▶ **Directive**:
For each line below that includes the word "accent", make a copy.
+++ Source material
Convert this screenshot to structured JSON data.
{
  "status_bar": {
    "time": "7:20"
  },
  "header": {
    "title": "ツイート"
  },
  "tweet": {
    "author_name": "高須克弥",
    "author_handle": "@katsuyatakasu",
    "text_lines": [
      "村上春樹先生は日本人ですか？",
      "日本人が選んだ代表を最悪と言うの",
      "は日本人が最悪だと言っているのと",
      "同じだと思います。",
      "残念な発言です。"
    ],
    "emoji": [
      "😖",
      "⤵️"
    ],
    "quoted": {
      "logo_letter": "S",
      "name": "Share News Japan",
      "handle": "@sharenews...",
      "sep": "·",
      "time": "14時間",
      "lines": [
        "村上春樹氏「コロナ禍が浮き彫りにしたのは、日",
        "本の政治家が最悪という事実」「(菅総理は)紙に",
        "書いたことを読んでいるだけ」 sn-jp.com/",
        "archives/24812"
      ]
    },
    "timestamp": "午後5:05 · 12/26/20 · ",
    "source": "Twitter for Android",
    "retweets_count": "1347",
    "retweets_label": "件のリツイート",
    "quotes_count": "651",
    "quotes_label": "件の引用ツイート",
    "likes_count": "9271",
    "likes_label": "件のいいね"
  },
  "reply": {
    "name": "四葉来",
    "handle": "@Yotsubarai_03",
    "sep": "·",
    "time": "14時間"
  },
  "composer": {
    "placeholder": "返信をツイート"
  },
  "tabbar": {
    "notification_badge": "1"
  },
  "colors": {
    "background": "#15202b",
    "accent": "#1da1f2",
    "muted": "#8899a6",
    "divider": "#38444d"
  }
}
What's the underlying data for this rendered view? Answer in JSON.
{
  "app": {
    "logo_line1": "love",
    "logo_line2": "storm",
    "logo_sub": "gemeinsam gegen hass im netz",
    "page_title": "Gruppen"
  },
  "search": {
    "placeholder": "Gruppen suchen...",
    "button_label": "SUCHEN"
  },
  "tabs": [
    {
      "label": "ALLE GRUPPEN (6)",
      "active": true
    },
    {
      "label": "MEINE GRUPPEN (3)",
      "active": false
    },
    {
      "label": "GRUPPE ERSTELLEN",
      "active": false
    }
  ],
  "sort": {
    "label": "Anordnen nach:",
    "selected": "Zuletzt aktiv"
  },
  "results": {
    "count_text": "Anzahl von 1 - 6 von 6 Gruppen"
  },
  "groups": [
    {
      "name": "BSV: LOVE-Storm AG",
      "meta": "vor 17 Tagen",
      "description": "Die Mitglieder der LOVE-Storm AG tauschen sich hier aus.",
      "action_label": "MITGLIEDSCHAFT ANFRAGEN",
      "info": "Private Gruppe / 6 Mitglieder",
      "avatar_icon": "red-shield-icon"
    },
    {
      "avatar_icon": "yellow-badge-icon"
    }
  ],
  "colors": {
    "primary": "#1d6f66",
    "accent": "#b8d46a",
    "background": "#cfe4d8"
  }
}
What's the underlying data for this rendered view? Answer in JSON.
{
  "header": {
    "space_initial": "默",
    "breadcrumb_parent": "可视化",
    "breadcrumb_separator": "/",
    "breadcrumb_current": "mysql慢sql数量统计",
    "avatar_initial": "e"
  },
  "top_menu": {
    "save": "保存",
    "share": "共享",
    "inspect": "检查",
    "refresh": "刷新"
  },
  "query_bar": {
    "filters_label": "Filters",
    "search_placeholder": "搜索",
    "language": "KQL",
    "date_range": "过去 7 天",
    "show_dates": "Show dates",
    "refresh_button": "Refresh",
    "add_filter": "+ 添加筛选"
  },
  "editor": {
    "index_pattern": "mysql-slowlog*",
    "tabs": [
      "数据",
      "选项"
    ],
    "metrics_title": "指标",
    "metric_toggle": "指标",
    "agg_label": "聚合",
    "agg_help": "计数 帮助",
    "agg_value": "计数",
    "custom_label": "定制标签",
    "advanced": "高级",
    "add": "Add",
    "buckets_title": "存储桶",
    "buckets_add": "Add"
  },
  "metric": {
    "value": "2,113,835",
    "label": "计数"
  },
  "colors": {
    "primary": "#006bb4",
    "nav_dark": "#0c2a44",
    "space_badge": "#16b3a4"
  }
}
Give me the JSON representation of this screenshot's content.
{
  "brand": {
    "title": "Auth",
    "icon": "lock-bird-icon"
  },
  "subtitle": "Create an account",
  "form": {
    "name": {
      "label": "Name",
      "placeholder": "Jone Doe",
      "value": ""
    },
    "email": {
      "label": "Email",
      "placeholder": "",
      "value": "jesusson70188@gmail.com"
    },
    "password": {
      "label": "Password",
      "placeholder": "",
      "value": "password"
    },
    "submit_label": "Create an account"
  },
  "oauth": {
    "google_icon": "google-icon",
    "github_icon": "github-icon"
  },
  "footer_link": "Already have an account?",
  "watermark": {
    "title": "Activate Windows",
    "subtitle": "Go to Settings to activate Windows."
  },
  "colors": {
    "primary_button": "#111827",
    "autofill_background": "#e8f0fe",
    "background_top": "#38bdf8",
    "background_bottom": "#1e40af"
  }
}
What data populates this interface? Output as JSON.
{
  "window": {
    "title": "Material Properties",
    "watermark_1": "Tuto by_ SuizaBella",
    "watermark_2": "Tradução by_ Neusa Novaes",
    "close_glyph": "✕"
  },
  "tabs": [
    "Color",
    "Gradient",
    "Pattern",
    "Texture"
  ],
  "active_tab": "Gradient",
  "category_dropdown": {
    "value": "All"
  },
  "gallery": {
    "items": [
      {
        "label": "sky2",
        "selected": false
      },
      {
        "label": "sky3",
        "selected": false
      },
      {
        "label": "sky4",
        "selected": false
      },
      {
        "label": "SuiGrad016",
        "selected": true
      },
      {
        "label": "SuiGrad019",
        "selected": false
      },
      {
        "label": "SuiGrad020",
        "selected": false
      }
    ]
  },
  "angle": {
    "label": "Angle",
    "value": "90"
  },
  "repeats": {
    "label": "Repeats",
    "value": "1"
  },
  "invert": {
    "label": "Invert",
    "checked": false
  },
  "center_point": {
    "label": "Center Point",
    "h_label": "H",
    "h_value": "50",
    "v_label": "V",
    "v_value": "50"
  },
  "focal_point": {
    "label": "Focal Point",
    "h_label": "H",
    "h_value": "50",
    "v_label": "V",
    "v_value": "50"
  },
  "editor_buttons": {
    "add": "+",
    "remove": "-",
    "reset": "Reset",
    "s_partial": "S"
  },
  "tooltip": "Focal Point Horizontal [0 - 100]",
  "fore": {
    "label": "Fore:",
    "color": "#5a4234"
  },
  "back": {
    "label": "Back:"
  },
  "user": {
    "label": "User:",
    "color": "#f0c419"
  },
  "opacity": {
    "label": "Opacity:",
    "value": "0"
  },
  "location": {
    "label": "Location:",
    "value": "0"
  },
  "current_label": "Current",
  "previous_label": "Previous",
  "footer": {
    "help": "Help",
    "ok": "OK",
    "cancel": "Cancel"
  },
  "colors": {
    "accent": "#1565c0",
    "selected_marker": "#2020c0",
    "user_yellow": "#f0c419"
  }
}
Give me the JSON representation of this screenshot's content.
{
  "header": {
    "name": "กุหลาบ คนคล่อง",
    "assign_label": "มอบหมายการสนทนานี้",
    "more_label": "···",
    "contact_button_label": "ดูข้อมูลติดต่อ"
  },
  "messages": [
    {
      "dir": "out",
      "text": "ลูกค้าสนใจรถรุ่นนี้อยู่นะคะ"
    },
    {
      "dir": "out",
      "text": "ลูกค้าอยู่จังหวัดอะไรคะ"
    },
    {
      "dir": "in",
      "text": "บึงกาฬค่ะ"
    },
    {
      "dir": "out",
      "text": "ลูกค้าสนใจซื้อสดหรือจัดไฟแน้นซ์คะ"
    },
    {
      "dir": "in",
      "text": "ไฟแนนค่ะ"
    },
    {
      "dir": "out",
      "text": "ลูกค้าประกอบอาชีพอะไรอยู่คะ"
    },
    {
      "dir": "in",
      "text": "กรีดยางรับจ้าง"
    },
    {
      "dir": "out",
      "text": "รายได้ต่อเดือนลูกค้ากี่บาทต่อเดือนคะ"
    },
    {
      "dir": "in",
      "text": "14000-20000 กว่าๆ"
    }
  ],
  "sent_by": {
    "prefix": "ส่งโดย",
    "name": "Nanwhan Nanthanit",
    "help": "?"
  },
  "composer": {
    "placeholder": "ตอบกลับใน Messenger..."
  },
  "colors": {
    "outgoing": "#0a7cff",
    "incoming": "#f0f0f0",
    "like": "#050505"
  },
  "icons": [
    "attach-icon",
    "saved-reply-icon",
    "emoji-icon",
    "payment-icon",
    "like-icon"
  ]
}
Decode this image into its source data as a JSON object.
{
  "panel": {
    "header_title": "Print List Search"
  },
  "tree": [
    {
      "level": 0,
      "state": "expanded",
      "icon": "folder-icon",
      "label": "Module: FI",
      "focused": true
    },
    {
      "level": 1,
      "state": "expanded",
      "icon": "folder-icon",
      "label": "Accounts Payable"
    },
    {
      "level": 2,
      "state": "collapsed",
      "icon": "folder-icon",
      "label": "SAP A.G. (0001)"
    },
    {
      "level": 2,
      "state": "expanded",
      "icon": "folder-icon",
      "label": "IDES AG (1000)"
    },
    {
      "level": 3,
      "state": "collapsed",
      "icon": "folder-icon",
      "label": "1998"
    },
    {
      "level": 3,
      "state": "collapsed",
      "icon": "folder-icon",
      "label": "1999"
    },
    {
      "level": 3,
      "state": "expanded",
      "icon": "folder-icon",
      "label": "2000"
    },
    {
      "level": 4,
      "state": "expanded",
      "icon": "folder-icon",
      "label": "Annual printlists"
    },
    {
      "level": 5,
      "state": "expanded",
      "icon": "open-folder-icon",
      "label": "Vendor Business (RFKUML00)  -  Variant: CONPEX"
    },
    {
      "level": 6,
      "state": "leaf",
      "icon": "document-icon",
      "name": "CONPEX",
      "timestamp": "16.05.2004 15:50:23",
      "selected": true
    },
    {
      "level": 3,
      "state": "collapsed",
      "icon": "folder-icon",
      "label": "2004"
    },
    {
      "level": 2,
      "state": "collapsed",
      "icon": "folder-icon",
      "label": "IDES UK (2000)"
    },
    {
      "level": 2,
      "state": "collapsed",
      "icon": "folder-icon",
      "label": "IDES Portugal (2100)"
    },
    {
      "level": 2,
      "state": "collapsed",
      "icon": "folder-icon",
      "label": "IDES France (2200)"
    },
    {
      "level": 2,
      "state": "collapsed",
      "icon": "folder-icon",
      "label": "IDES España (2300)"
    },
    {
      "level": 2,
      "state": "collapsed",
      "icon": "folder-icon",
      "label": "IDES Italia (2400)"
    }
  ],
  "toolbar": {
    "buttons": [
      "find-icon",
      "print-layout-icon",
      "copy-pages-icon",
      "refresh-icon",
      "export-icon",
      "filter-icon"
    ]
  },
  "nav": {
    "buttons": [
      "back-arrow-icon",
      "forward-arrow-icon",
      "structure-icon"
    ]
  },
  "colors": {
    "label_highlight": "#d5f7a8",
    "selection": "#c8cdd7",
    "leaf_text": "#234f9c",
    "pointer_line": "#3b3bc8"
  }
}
++++++
▶ **Response to the task**:
    "accent": "#1da1f2",
    "accent": "#b8d46a",
    "accent": "#1565c0",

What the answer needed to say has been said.